Render every entry exactly as it appears.
— Start —
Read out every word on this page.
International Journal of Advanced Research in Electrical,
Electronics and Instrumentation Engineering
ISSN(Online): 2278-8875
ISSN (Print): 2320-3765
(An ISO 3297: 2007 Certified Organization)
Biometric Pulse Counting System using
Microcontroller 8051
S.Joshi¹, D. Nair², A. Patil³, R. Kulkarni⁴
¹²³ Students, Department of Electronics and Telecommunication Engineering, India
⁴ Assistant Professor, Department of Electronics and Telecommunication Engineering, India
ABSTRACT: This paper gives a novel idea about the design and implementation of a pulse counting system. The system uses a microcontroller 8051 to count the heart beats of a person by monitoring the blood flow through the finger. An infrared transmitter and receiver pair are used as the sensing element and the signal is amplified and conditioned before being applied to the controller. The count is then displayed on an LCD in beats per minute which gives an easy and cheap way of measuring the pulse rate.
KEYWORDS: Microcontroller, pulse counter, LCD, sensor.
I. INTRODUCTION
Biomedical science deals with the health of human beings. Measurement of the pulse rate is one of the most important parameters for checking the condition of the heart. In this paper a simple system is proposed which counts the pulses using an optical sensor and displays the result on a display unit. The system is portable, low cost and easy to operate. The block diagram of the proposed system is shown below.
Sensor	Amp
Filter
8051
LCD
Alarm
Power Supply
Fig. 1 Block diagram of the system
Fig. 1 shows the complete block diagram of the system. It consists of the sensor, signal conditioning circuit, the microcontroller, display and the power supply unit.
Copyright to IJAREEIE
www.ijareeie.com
— End —
▶ FINISHED TASK:
Read out every word on this page.
International Journal of Advanced Research in Electrical,
Electronics and Instrumentation Engineering
ISSN(Online): 2278-8875
ISSN (Print): 2320-3765
(An ISO 3297: 2007 Certified Organization)
Biometric Pulse Counting System using
Microcontroller 8051
S.Joshi¹, D. Nair², A. Patil³, R. Kulkarni⁴
¹²³ Students, Department of Electronics and Telecommunication Engineering, India
⁴ Assistant Professor, Department of Electronics and Telecommunication Engineering, India
ABSTRACT: This paper gives a novel idea about the design and implementation of a pulse counting system. The system uses a microcontroller 8051 to count the heart beats of a person by monitoring the blood flow through the finger. An infrared transmitter and receiver pair are used as the sensing element and the signal is amplified and conditioned before being applied to the controller. The count is then displayed on an LCD in beats per minute which gives an easy and cheap way of measuring the pulse rate.
KEYWORDS: Microcontroller, pulse counter, LCD, sensor.
I. INTRODUCTION
Biomedical science deals with the health of human beings. Measurement of the pulse rate is one of the most important parameters for checking the condition of the heart. In this paper a simple system is proposed which counts the pulses using an optical sensor and displays the result on a display unit. The system is portable, low cost and easy to operate. The block diagram of the proposed system is shown below.
Sensor	Amp
Filter
8051
LCD
Alarm
Power Supply
Fig. 1 Block diagram of the system
Fig. 1 shows the complete block diagram of the system. It consists of the sensor, signal conditioning circuit, the microcontroller, display and the power supply unit.
Copyright to IJAREEIE
www.ijareeie.com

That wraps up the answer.